**Problem description**
Gather all lines in the data that hold the string "Mean".

***** Data records *****

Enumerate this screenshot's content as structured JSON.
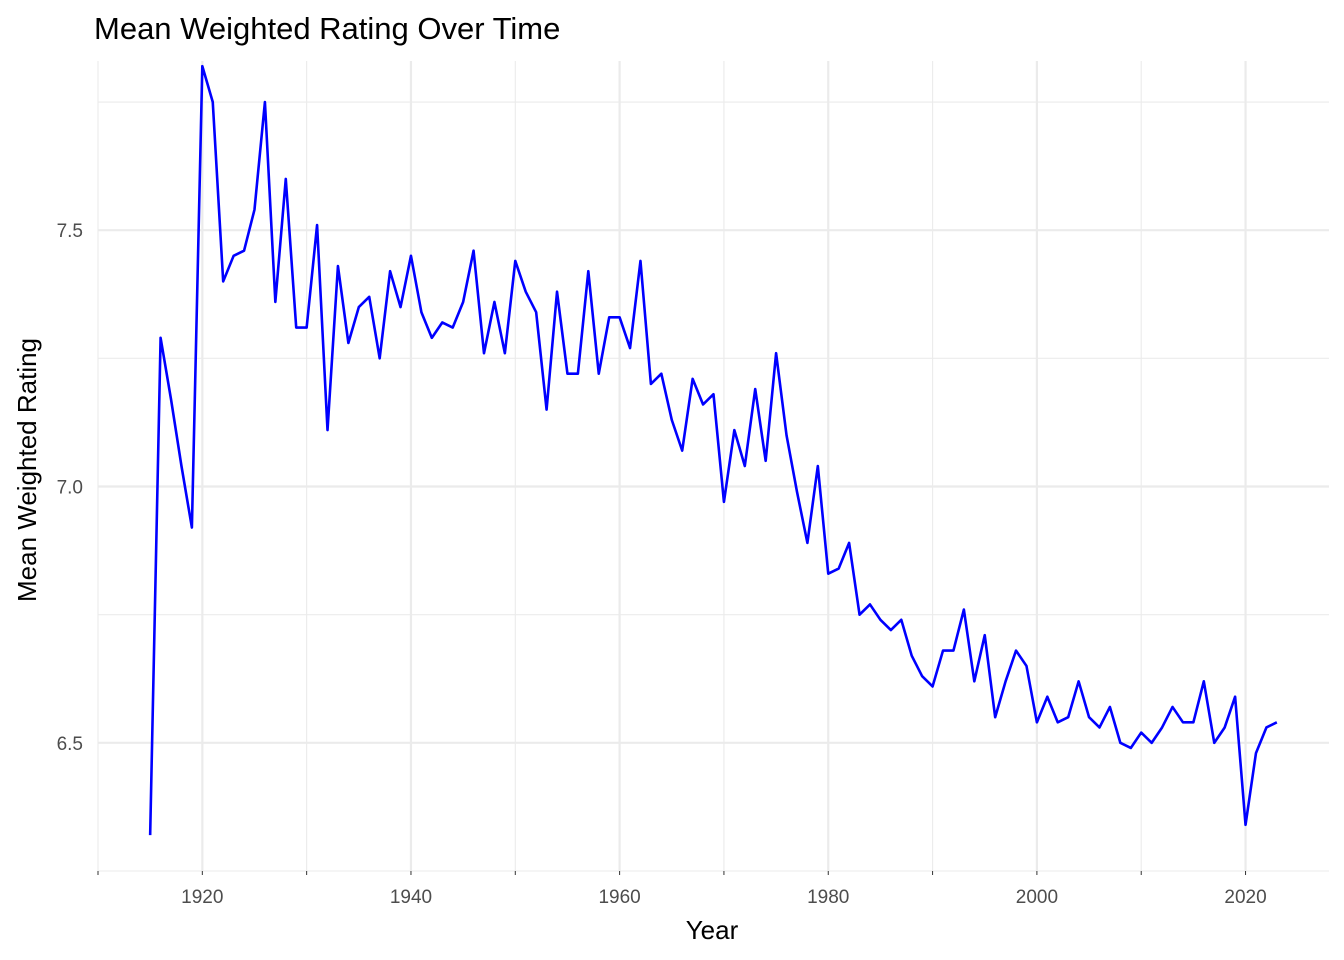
{
  "chart_data": {
    "type": "line",
    "title": "Mean Weighted Rating Over Time",
    "xlabel": "Year",
    "ylabel": "Mean Weighted Rating",
    "xlim": [
      1910,
      2028
    ],
    "ylim": [
      6.25,
      7.83
    ],
    "x_ticks": [
      1920,
      1940,
      1960,
      1980,
      2000,
      2020
    ],
    "x_tick_labels": [
      "1920",
      "1940",
      "1960",
      "1980",
      "2000",
      "2020"
    ],
    "x_minor_ticks": [
      1910,
      1930,
      1950,
      1970,
      1990,
      2010
    ],
    "y_ticks": [
      6.5,
      7.0,
      7.5
    ],
    "y_tick_labels": [
      "6.5",
      "7.0",
      "7.5"
    ],
    "y_minor_ticks": [
      6.25,
      6.75,
      7.25,
      7.75
    ],
    "grid": true,
    "line_color": "#0000ff",
    "series": [
      {
        "x": [
          1915,
          1916,
          1917,
          1918,
          1919,
          1920,
          1921,
          1922,
          1923,
          1924,
          1925,
          1926,
          1927,
          1928,
          1929,
          1930,
          1931,
          1932,
          1933,
          1934,
          1935,
          1936,
          1937,
          1938,
          1939,
          1940,
          1941,
          1942,
          1943,
          1944,
          1945,
          1946,
          1947,
          1948,
          1949,
          1950,
          1951,
          1952,
          1953,
          1954,
          1955,
          1956,
          1957,
          1958,
          1959,
          1960,
          1961,
          1962,
          1963,
          1964,
          1965,
          1966,
          1967,
          1968,
          1969,
          1970,
          1971,
          1972,
          1973,
          1974,
          1975,
          1976,
          1977,
          1978,
          1979,
          1980,
          1981,
          1982,
          1983,
          1984,
          1985,
          1986,
          1987,
          1988,
          1989,
          1990,
          1991,
          1992,
          1993,
          1994,
          1995,
          1996,
          1997,
          1998,
          1999,
          2000,
          2001,
          2002,
          2003,
          2004,
          2005,
          2006,
          2007,
          2008,
          2009,
          2010,
          2011,
          2012,
          2013,
          2014,
          2015,
          2016,
          2017,
          2018,
          2019,
          2020,
          2021,
          2022,
          2023
        ],
        "values": [
          6.32,
          7.29,
          7.17,
          7.04,
          6.92,
          7.82,
          7.75,
          7.4,
          7.45,
          7.46,
          7.54,
          7.75,
          7.36,
          7.6,
          7.31,
          7.31,
          7.51,
          7.11,
          7.43,
          7.28,
          7.35,
          7.37,
          7.25,
          7.42,
          7.35,
          7.45,
          7.34,
          7.29,
          7.32,
          7.31,
          7.36,
          7.46,
          7.26,
          7.36,
          7.26,
          7.44,
          7.38,
          7.34,
          7.15,
          7.38,
          7.22,
          7.22,
          7.42,
          7.22,
          7.33,
          7.33,
          7.27,
          7.44,
          7.2,
          7.22,
          7.13,
          7.07,
          7.21,
          7.16,
          7.18,
          6.97,
          7.11,
          7.04,
          7.19,
          7.05,
          7.26,
          7.1,
          6.99,
          6.89,
          7.04,
          6.83,
          6.84,
          6.89,
          6.75,
          6.77,
          6.74,
          6.72,
          6.74,
          6.67,
          6.63,
          6.61,
          6.68,
          6.68,
          6.76,
          6.62,
          6.71,
          6.55,
          6.62,
          6.68,
          6.65,
          6.54,
          6.59,
          6.54,
          6.55,
          6.62,
          6.55,
          6.53,
          6.57,
          6.5,
          6.49,
          6.52,
          6.5,
          6.53,
          6.57,
          6.54,
          6.54,
          6.62,
          6.5,
          6.53,
          6.59,
          6.34,
          6.48,
          6.53,
          6.54
        ]
      }
    ]
  }
}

*****

**Finished answer**
    "title": "Mean Weighted Rating Over Time",
    "ylabel": "Mean Weighted Rating",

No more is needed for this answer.